> _GOAL OF THE EXERCISE_
Extract each line from the entries below that has the string "修学旅行行動予定" in it.

[start of MATERIALS PROVIDED]

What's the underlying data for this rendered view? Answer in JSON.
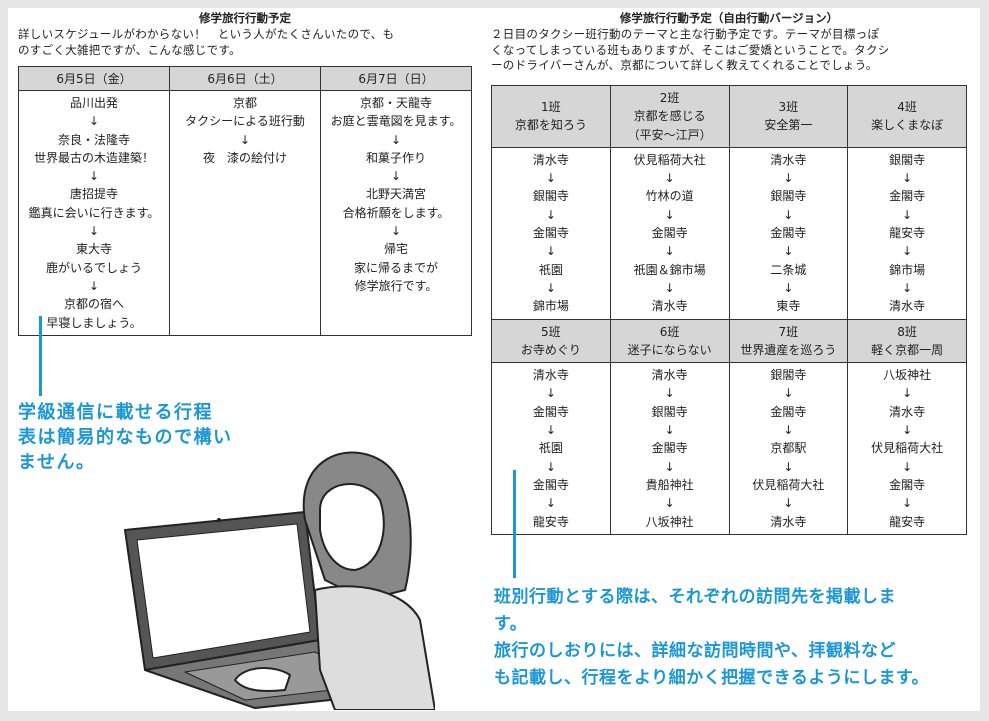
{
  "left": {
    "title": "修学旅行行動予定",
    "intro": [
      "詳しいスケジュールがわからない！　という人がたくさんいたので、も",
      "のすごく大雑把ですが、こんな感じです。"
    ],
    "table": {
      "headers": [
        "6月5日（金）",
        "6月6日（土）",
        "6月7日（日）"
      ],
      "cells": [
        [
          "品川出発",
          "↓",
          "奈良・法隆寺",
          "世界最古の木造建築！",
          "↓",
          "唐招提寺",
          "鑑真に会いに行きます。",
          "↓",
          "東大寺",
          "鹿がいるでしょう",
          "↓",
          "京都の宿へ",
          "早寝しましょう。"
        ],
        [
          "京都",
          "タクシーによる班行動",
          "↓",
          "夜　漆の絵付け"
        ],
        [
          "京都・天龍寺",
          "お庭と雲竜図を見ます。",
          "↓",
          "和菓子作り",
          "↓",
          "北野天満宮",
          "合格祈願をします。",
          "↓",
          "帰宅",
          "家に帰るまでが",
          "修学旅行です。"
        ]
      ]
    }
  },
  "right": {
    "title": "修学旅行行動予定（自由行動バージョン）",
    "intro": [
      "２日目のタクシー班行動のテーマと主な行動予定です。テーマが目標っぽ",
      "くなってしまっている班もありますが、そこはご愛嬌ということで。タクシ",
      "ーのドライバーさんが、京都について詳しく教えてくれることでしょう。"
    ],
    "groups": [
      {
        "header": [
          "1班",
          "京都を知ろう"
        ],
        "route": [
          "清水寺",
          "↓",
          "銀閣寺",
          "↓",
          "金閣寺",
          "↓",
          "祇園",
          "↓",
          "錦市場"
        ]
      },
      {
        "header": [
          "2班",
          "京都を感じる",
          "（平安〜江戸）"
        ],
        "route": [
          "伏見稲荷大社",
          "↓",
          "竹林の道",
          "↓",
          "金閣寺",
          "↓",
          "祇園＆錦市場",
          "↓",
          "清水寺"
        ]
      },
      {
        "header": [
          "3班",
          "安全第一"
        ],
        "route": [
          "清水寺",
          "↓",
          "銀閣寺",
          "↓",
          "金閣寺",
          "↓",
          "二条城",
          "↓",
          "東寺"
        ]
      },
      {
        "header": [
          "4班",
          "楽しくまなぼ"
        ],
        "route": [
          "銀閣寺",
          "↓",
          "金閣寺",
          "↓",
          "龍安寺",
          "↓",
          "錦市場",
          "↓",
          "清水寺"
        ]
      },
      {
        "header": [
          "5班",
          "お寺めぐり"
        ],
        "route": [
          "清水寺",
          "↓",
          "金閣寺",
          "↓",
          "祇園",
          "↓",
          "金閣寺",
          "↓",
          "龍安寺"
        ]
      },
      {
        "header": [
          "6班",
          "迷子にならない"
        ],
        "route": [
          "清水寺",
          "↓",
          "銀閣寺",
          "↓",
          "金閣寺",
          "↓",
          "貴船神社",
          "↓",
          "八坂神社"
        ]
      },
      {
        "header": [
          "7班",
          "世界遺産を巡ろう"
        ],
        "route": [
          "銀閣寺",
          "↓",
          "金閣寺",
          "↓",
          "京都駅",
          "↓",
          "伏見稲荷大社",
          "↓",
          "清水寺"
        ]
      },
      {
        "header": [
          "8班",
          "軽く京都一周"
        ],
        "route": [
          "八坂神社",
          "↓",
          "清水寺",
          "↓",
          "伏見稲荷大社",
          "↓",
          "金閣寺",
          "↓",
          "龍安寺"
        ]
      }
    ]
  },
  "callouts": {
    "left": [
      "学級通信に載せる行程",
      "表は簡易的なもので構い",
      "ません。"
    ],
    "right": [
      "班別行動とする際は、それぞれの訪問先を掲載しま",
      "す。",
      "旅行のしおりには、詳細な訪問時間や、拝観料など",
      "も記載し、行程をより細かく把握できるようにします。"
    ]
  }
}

[end of MATERIALS PROVIDED]

> _CORRECT ANSWER_
    "title": "修学旅行行動予定",
    "title": "修学旅行行動予定（自由行動バージョン）",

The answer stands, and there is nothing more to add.